— Start Given data —

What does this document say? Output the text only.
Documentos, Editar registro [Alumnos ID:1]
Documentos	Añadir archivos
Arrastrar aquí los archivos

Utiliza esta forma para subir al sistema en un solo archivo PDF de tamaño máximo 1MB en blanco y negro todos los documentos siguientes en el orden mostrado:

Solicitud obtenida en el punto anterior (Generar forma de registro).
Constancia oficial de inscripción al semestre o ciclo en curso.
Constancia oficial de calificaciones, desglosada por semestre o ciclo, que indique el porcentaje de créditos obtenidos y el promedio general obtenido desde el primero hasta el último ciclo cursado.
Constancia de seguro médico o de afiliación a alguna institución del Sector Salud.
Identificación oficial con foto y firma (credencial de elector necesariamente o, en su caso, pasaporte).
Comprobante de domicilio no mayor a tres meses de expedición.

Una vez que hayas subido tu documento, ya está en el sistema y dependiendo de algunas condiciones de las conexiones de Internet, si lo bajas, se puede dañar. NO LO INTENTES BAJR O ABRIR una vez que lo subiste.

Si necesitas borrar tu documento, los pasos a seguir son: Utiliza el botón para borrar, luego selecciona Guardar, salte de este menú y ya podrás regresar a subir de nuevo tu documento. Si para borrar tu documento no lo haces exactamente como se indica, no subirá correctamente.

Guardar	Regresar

— End Given data —

(What you should do) All of the entries should be written out again exactly.

(Completed task)
What does this document say? Output the text only.
Documentos, Editar registro [Alumnos ID:1]
Documentos	Añadir archivos
Arrastrar aquí los archivos

Utiliza esta forma para subir al sistema en un solo archivo PDF de tamaño máximo 1MB en blanco y negro todos los documentos siguientes en el orden mostrado:

Solicitud obtenida en el punto anterior (Generar forma de registro).
Constancia oficial de inscripción al semestre o ciclo en curso.
Constancia oficial de calificaciones, desglosada por semestre o ciclo, que indique el porcentaje de créditos obtenidos y el promedio general obtenido desde el primero hasta el último ciclo cursado.
Constancia de seguro médico o de afiliación a alguna institución del Sector Salud.
Identificación oficial con foto y firma (credencial de elector necesariamente o, en su caso, pasaporte).
Comprobante de domicilio no mayor a tres meses de expedición.

Una vez que hayas subido tu documento, ya está en el sistema y dependiendo de algunas condiciones de las conexiones de Internet, si lo bajas, se puede dañar. NO LO INTENTES BAJR O ABRIR una vez que lo subiste.

Si necesitas borrar tu documento, los pasos a seguir son: Utiliza el botón para borrar, luego selecciona Guardar, salte de este menú y ya podrás regresar a subir de nuevo tu documento. Si para borrar tu documento no lo haces exactamente como se indica, no subirá correctamente.

Guardar	Regresar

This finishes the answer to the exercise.